= THE TASK =
For each line of the data below that holds "otras", copy the line.

= SUPPLIED MATERIAL =
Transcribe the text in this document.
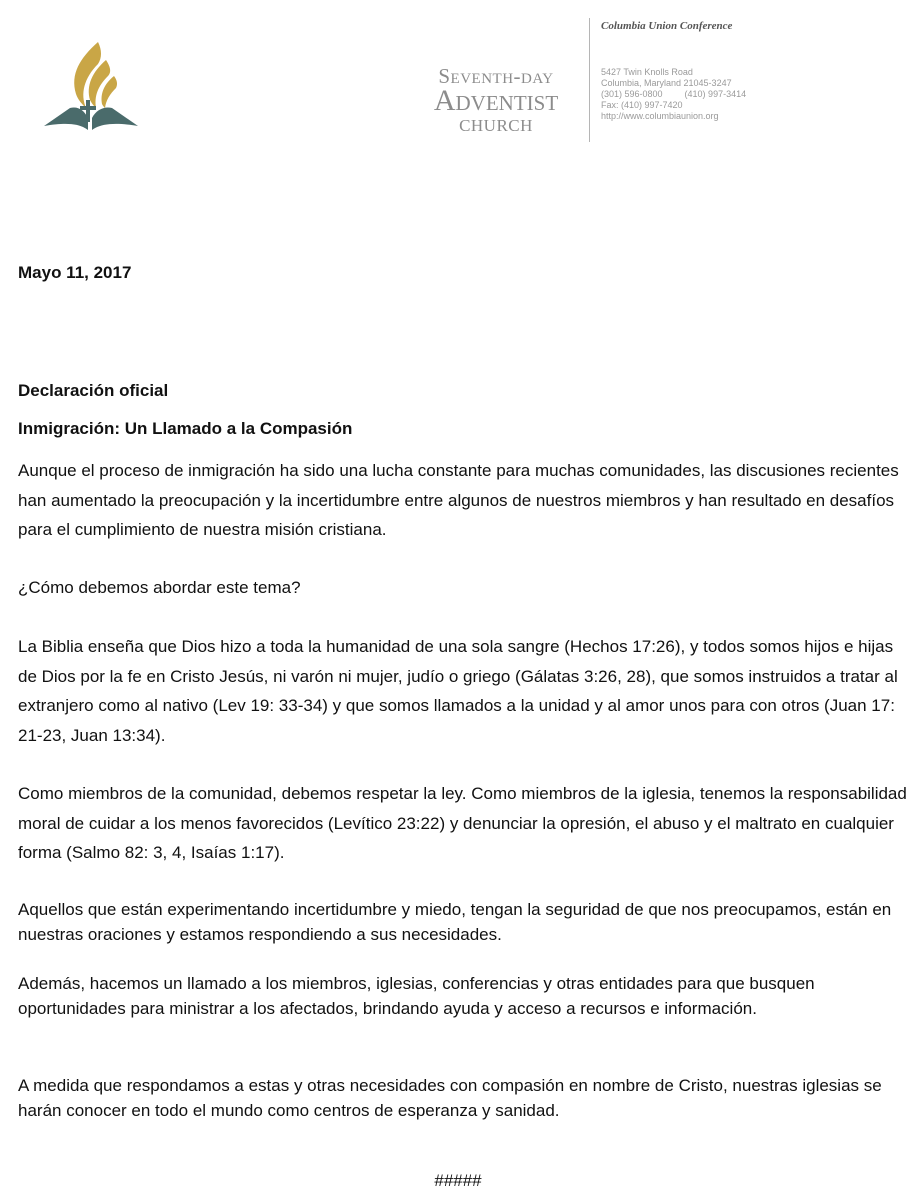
Seventh-day
Adventist
CHURCH
Columbia Union Conference
5427 Twin Knolls Road
Columbia, Maryland 21045-3247
(301) 596-0800 (410) 997-3414
Fax: (410) 997-7420
http://www.columbiaunion.org
Mayo 11, 2017
Declaración oficial
Inmigración: Un Llamado a la Compasión

Aunque el proceso de inmigración ha sido una lucha constante para muchas comunidades, las discusiones recientes han aumentado la preocupación y la incertidumbre entre algunos de nuestros miembros y han resultado en desafíos para el cumplimiento de nuestra misión cristiana.

¿Cómo debemos abordar este tema?

La Biblia enseña que Dios hizo a toda la humanidad de una sola sangre (Hechos 17:26), y todos somos hijos e hijas de Dios por la fe en Cristo Jesús, ni varón ni mujer, judío o griego (Gálatas 3:26, 28), que somos instruidos a tratar al extranjero como al nativo (Lev 19: 33-34) y que somos llamados a la unidad y al amor unos para con otros (Juan 17: 21-23, Juan 13:34).

Como miembros de la comunidad, debemos respetar la ley. Como miembros de la iglesia, tenemos la responsabilidad moral de cuidar a los menos favorecidos (Levítico 23:22) y denunciar la opresión, el abuso y el maltrato en cualquier forma (Salmo 82: 3, 4, Isaías 1:17).

Aquellos que están experimentando incertidumbre y miedo, tengan la seguridad de que nos preocupamos, están en nuestras oraciones y estamos respondiendo a sus necesidades.

Además, hacemos un llamado a los miembros, iglesias, conferencias y otras entidades para que busquen oportunidades para ministrar a los afectados, brindando ayuda y acceso a recursos e información.

A medida que respondamos a estas y otras necesidades con compasión en nombre de Cristo, nuestras iglesias se harán conocer en todo el mundo como centros de esperanza y sanidad.

#####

= COMPLETE OUTPUT =
Además, hacemos un llamado a los miembros, iglesias, conferencias y otras entidades para que busquen oportunidades para ministrar a los afectados, brindando ayuda y acceso a recursos e información.
A medida que respondamos a estas y otras necesidades con compasión en nombre de Cristo, nuestras iglesias se harán conocer en todo el mundo como centros de esperanza y sanidad.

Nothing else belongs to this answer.